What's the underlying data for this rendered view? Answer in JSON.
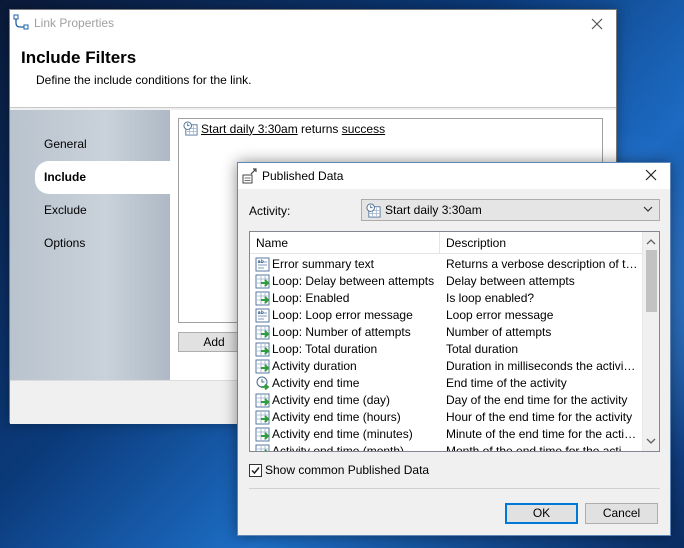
{
  "link_properties": {
    "title": "Link Properties",
    "heading": "Include Filters",
    "subheading": "Define the include conditions for the link.",
    "sidebar": [
      {
        "label": "General"
      },
      {
        "label": "Include"
      },
      {
        "label": "Exclude"
      },
      {
        "label": "Options"
      }
    ],
    "filter": {
      "activity": "Start daily 3:30am",
      "verb": " returns ",
      "state": "success"
    },
    "add_label": "Add"
  },
  "published_data": {
    "title": "Published Data",
    "activity_label": "Activity:",
    "activity_value": "Start daily 3:30am",
    "columns": {
      "name": "Name",
      "description": "Description"
    },
    "rows": [
      {
        "name": "Error summary text",
        "description": "Returns a verbose description of the...",
        "icon": "text-data-icon"
      },
      {
        "name": "Loop: Delay between attempts",
        "description": "Delay between attempts",
        "icon": "number-data-icon"
      },
      {
        "name": "Loop: Enabled",
        "description": "Is loop enabled?",
        "icon": "number-data-icon"
      },
      {
        "name": "Loop: Loop error message",
        "description": "Loop error message",
        "icon": "text-data-icon"
      },
      {
        "name": "Loop: Number of attempts",
        "description": "Number of attempts",
        "icon": "number-data-icon"
      },
      {
        "name": "Loop: Total duration",
        "description": "Total duration",
        "icon": "number-data-icon"
      },
      {
        "name": "Activity duration",
        "description": "Duration in milliseconds the activity t...",
        "icon": "number-data-icon"
      },
      {
        "name": "Activity end time",
        "description": "End time of the activity",
        "icon": "clock-data-icon"
      },
      {
        "name": "Activity end time (day)",
        "description": "Day of the end time for the activity",
        "icon": "number-data-icon"
      },
      {
        "name": "Activity end time (hours)",
        "description": "Hour of the end time for the activity",
        "icon": "number-data-icon"
      },
      {
        "name": "Activity end time (minutes)",
        "description": "Minute of the end time for the activity",
        "icon": "number-data-icon"
      },
      {
        "name": "Activity end time (month)",
        "description": "Month of the end time for the activity",
        "icon": "number-data-icon"
      }
    ],
    "show_common_label": "Show common Published Data",
    "show_common_checked": true,
    "ok_label": "OK",
    "cancel_label": "Cancel"
  }
}
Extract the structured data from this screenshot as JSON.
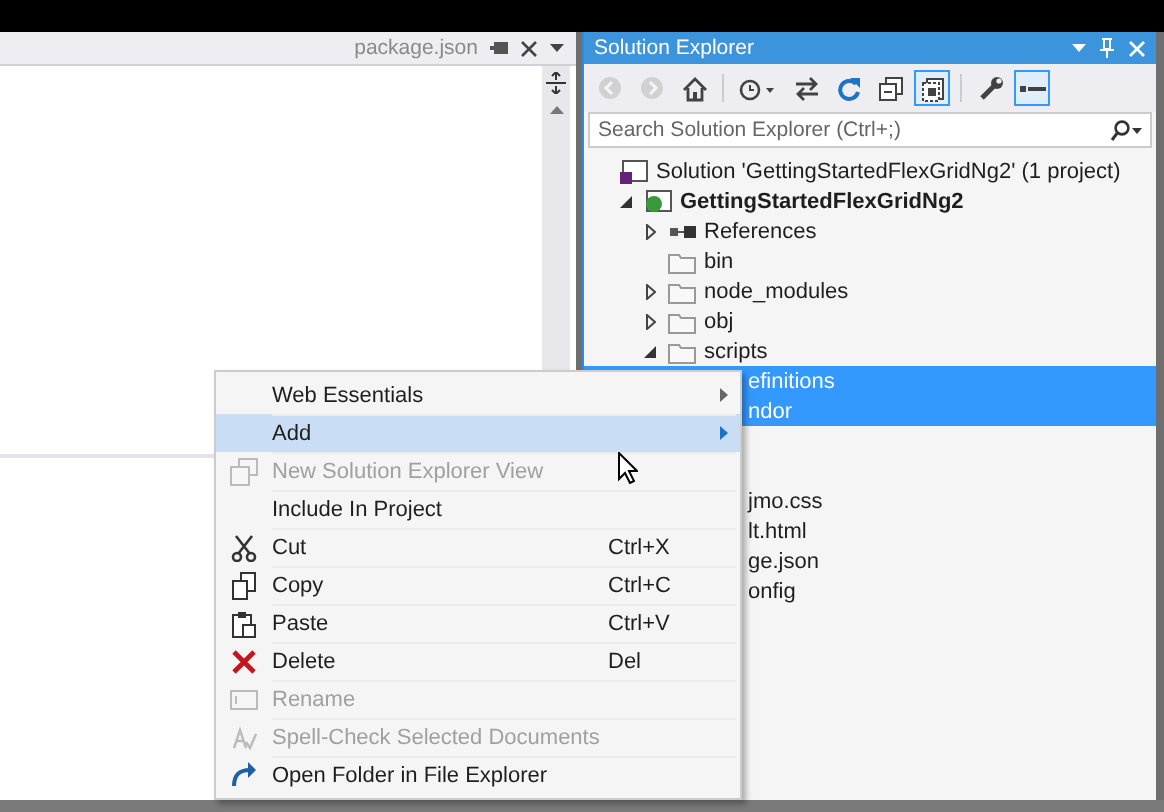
{
  "editor": {
    "tab": {
      "title": "package.json"
    }
  },
  "solution_explorer": {
    "title": "Solution Explorer",
    "toolbar": [
      {
        "kind": "back",
        "disabled": true,
        "selected": false
      },
      {
        "kind": "forward",
        "disabled": true,
        "selected": false
      },
      {
        "kind": "home",
        "disabled": false,
        "selected": false
      },
      {
        "kind": "history",
        "disabled": false,
        "selected": false
      },
      {
        "kind": "sync",
        "disabled": false,
        "selected": false
      },
      {
        "kind": "refresh",
        "disabled": false,
        "selected": false
      },
      {
        "kind": "collapse",
        "disabled": false,
        "selected": false
      },
      {
        "kind": "show-all",
        "disabled": false,
        "selected": true
      },
      {
        "kind": "properties",
        "disabled": false,
        "selected": false
      },
      {
        "kind": "preview",
        "disabled": false,
        "selected": true
      }
    ],
    "search": {
      "placeholder": "Search Solution Explorer (Ctrl+;)"
    },
    "tree": [
      {
        "kind": "solution",
        "label": "Solution 'GettingStartedFlexGridNg2' (1 project)",
        "selected": false,
        "children": [
          {
            "kind": "project",
            "label": "GettingStartedFlexGridNg2",
            "expanded": true,
            "selected": false,
            "children": [
              {
                "kind": "references",
                "label": "References",
                "expanded": false,
                "selected": false
              },
              {
                "kind": "folder",
                "label": "bin",
                "selected": false
              },
              {
                "kind": "folder",
                "label": "node_modules",
                "expanded": false,
                "selected": false
              },
              {
                "kind": "folder",
                "label": "obj",
                "expanded": false,
                "selected": false
              },
              {
                "kind": "folder",
                "label": "scripts",
                "expanded": true,
                "selected": false,
                "children": [
                  {
                    "kind": "partial",
                    "label": "efinitions",
                    "selected": true
                  },
                  {
                    "kind": "partial",
                    "label": "ndor",
                    "selected": true
                  }
                ]
              },
              {
                "kind": "partial",
                "label": "jmo.css",
                "selected": false,
                "gap": true
              },
              {
                "kind": "partial",
                "label": "lt.html",
                "selected": false
              },
              {
                "kind": "partial",
                "label": "ge.json",
                "selected": false
              },
              {
                "kind": "partial",
                "label": "onfig",
                "selected": false
              }
            ]
          }
        ]
      }
    ]
  },
  "context_menu": [
    {
      "kind": "plain",
      "label": "Web Essentials",
      "submenu": true,
      "selected": false,
      "disabled": false
    },
    {
      "kind": "plain",
      "label": "Add",
      "submenu": true,
      "selected": true,
      "disabled": false
    },
    {
      "kind": "new-view",
      "label": "New Solution Explorer View",
      "disabled": true,
      "selected": false
    },
    {
      "kind": "plain",
      "label": "Include In Project",
      "disabled": false,
      "selected": false
    },
    {
      "kind": "cut",
      "label": "Cut",
      "shortcut": "Ctrl+X",
      "disabled": false,
      "selected": false
    },
    {
      "kind": "copy",
      "label": "Copy",
      "shortcut": "Ctrl+C",
      "disabled": false,
      "selected": false
    },
    {
      "kind": "paste",
      "label": "Paste",
      "shortcut": "Ctrl+V",
      "disabled": false,
      "selected": false
    },
    {
      "kind": "delete",
      "label": "Delete",
      "shortcut": "Del",
      "disabled": false,
      "selected": false
    },
    {
      "kind": "rename",
      "label": "Rename",
      "disabled": true,
      "selected": false
    },
    {
      "kind": "spell",
      "label": "Spell-Check Selected Documents",
      "disabled": true,
      "selected": false
    },
    {
      "kind": "open-folder",
      "label": "Open Folder in File Explorer",
      "disabled": false,
      "selected": false
    }
  ]
}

*-*-*

[TASK OBJECTIVE] Using the material above, retype each entry exactly and omit the pictures.

[ANSWER BELOW]
What's the underlying data for this rendered view? Answer in JSON.
{
  "link_properties": {
    "title": "Link Properties",
    "heading": "Include Filters",
    "subheading": "Define the include conditions for the link.",
    "sidebar": [
      {
        "label": "General"
      },
      {
        "label": "Include"
      },
      {
        "label": "Exclude"
      },
      {
        "label": "Options"
      }
    ],
    "filter": {
      "activity": "Start daily 3:30am",
      "verb": " returns ",
      "state": "success"
    },
    "add_label": "Add"
  },
  "published_data": {
    "title": "Published Data",
    "activity_label": "Activity:",
    "activity_value": "Start daily 3:30am",
    "columns": {
      "name": "Name",
      "description": "Description"
    },
    "rows": [
      {
        "name": "Error summary text",
        "description": "Returns a verbose description of the...",
        "icon": "text-data-icon"
      },
      {
        "name": "Loop: Delay between attempts",
        "description": "Delay between attempts",
        "icon": "number-data-icon"
      },
      {
        "name": "Loop: Enabled",
        "description": "Is loop enabled?",
        "icon": "number-data-icon"
      },
      {
        "name": "Loop: Loop error message",
        "description": "Loop error message",
        "icon": "text-data-icon"
      },
      {
        "name": "Loop: Number of attempts",
        "description": "Number of attempts",
        "icon": "number-data-icon"
      },
      {
        "name": "Loop: Total duration",
        "description": "Total duration",
        "icon": "number-data-icon"
      },
      {
        "name": "Activity duration",
        "description": "Duration in milliseconds the activity t...",
        "icon": "number-data-icon"
      },
      {
        "name": "Activity end time",
        "description": "End time of the activity",
        "icon": "clock-data-icon"
      },
      {
        "name": "Activity end time (day)",
        "description": "Day of the end time for the activity",
        "icon": "number-data-icon"
      },
      {
        "name": "Activity end time (hours)",
        "description": "Hour of the end time for the activity",
        "icon": "number-data-icon"
      },
      {
        "name": "Activity end time (minutes)",
        "description": "Minute of the end time for the activity",
        "icon": "number-data-icon"
      },
      {
        "name": "Activity end time (month)",
        "description": "Month of the end time for the activity",
        "icon": "number-data-icon"
      }
    ],
    "show_common_label": "Show common Published Data",
    "show_common_checked": true,
    "ok_label": "OK",
    "cancel_label": "Cancel"
  }
}
Extract the structured data from this screenshot as JSON.
{
  "editor": {
    "tab": {
      "title": "package.json"
    }
  },
  "solution_explorer": {
    "title": "Solution Explorer",
    "toolbar": [
      {
        "kind": "back",
        "disabled": true,
        "selected": false
      },
      {
        "kind": "forward",
        "disabled": true,
        "selected": false
      },
      {
        "kind": "home",
        "disabled": false,
        "selected": false
      },
      {
        "kind": "history",
        "disabled": false,
        "selected": false
      },
      {
        "kind": "sync",
        "disabled": false,
        "selected": false
      },
      {
        "kind": "refresh",
        "disabled": false,
        "selected": false
      },
      {
        "kind": "collapse",
        "disabled": false,
        "selected": false
      },
      {
        "kind": "show-all",
        "disabled": false,
        "selected": true
      },
      {
        "kind": "properties",
        "disabled": false,
        "selected": false
      },
      {
        "kind": "preview",
        "disabled": false,
        "selected": true
      }
    ],
    "search": {
      "placeholder": "Search Solution Explorer (Ctrl+;)"
    },
    "tree": [
      {
        "kind": "solution",
        "label": "Solution 'GettingStartedFlexGridNg2' (1 project)",
        "selected": false,
        "children": [
          {
            "kind": "project",
            "label": "GettingStartedFlexGridNg2",
            "expanded": true,
            "selected": false,
            "children": [
              {
                "kind": "references",
                "label": "References",
                "expanded": false,
                "selected": false
              },
              {
                "kind": "folder",
                "label": "bin",
                "selected": false
              },
              {
                "kind": "folder",
                "label": "node_modules",
                "expanded": false,
                "selected": false
              },
              {
                "kind": "folder",
                "label": "obj",
                "expanded": false,
                "selected": false
              },
              {
                "kind": "folder",
                "label": "scripts",
                "expanded": true,
                "selected": false,
                "children": [
                  {
                    "kind": "partial",
                    "label": "efinitions",
                    "selected": true
                  },
                  {
                    "kind": "partial",
                    "label": "ndor",
                    "selected": true
                  }
                ]
              },
              {
                "kind": "partial",
                "label": "jmo.css",
                "selected": false,
                "gap": true
              },
              {
                "kind": "partial",
                "label": "lt.html",
                "selected": false
              },
              {
                "kind": "partial",
                "label": "ge.json",
                "selected": false
              },
              {
                "kind": "partial",
                "label": "onfig",
                "selected": false
              }
            ]
          }
        ]
      }
    ]
  },
  "context_menu": [
    {
      "kind": "plain",
      "label": "Web Essentials",
      "submenu": true,
      "selected": false,
      "disabled": false
    },
    {
      "kind": "plain",
      "label": "Add",
      "submenu": true,
      "selected": true,
      "disabled": false
    },
    {
      "kind": "new-view",
      "label": "New Solution Explorer View",
      "disabled": true,
      "selected": false
    },
    {
      "kind": "plain",
      "label": "Include In Project",
      "disabled": false,
      "selected": false
    },
    {
      "kind": "cut",
      "label": "Cut",
      "shortcut": "Ctrl+X",
      "disabled": false,
      "selected": false
    },
    {
      "kind": "copy",
      "label": "Copy",
      "shortcut": "Ctrl+C",
      "disabled": false,
      "selected": false
    },
    {
      "kind": "paste",
      "label": "Paste",
      "shortcut": "Ctrl+V",
      "disabled": false,
      "selected": false
    },
    {
      "kind": "delete",
      "label": "Delete",
      "shortcut": "Del",
      "disabled": false,
      "selected": false
    },
    {
      "kind": "rename",
      "label": "Rename",
      "disabled": true,
      "selected": false
    },
    {
      "kind": "spell",
      "label": "Spell-Check Selected Documents",
      "disabled": true,
      "selected": false
    },
    {
      "kind": "open-folder",
      "label": "Open Folder in File Explorer",
      "disabled": false,
      "selected": false
    }
  ]
}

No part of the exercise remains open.